(Item position entries)
START

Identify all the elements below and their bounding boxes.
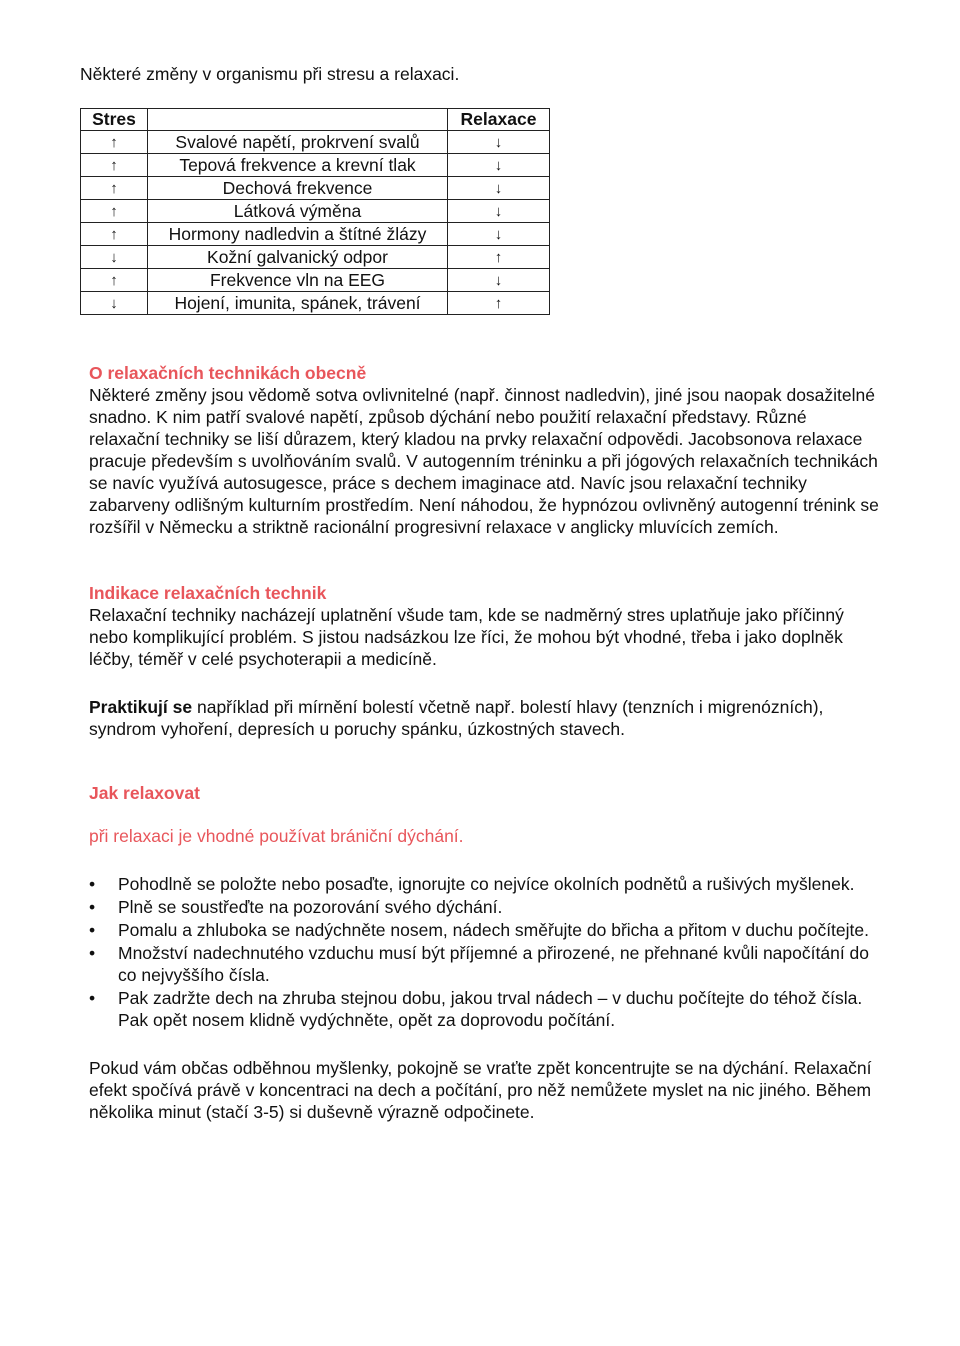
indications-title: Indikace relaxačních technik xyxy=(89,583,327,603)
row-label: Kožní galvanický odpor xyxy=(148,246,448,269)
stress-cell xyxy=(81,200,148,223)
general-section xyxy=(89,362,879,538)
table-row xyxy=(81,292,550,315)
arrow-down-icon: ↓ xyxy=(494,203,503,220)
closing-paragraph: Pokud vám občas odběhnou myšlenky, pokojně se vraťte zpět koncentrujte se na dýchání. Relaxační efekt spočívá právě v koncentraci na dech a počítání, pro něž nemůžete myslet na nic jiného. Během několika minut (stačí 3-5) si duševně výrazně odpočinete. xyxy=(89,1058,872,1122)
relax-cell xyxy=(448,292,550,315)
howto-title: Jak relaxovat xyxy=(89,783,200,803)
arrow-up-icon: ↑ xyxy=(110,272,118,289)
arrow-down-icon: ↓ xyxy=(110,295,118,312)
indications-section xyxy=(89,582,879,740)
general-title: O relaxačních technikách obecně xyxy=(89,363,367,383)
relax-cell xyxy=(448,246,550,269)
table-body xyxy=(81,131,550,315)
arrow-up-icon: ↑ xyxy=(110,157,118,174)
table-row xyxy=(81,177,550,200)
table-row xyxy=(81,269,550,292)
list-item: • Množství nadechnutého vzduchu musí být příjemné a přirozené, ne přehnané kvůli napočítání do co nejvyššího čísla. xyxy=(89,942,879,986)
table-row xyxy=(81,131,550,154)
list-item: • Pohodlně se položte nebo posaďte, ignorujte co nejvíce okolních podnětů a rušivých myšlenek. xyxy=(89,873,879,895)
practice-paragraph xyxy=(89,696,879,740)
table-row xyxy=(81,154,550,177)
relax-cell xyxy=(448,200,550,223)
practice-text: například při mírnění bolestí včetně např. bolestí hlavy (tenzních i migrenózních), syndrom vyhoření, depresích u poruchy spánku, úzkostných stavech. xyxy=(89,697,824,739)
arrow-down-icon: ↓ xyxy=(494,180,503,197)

END

**GIVEN PROBLEM**: Rename every "relax-cell" in the lines above to "relaxation-cell" and give all the lines again, unchanged otherwise. Leave the pictures out.

**WRITTEN RESPONSE**:
Identify all the elements below and their bounding boxes.
indications-title: Indikace relaxačních technik xyxy=(89,583,327,603)
row-label: Kožní galvanický odpor xyxy=(148,246,448,269)
stress-cell xyxy=(81,200,148,223)
general-section xyxy=(89,362,879,538)
table-row xyxy=(81,292,550,315)
arrow-down-icon: ↓ xyxy=(494,203,503,220)
closing-paragraph: Pokud vám občas odběhnou myšlenky, pokojně se vraťte zpět koncentrujte se na dýchání. Relaxační efekt spočívá právě v koncentraci na dech a počítání, pro něž nemůžete myslet na nic jiného. Během několika minut (stačí 3-5) si duševně výrazně odpočinete. xyxy=(89,1058,872,1122)
relaxation-cell xyxy=(448,292,550,315)
howto-title: Jak relaxovat xyxy=(89,783,200,803)
arrow-up-icon: ↑ xyxy=(110,272,118,289)
arrow-down-icon: ↓ xyxy=(110,295,118,312)
indications-section xyxy=(89,582,879,740)
general-title: O relaxačních technikách obecně xyxy=(89,363,367,383)
relaxation-cell xyxy=(448,246,550,269)
table-body xyxy=(81,131,550,315)
arrow-up-icon: ↑ xyxy=(110,157,118,174)
table-row xyxy=(81,177,550,200)
table-row xyxy=(81,269,550,292)
list-item: • Množství nadechnutého vzduchu musí být příjemné a přirozené, ne přehnané kvůli napočítání do co nejvyššího čísla. xyxy=(89,942,879,986)
table-row xyxy=(81,131,550,154)
list-item: • Pohodlně se položte nebo posaďte, ignorujte co nejvíce okolních podnětů a rušivých myšlenek. xyxy=(89,873,879,895)
practice-paragraph xyxy=(89,696,879,740)
table-row xyxy=(81,154,550,177)
relaxation-cell xyxy=(448,200,550,223)
practice-text: například při mírnění bolestí včetně např. bolestí hlavy (tenzních i migrenózních), syndrom vyhoření, depresích u poruchy spánku, úzkostných stavech. xyxy=(89,697,824,739)
arrow-down-icon: ↓ xyxy=(494,180,503,197)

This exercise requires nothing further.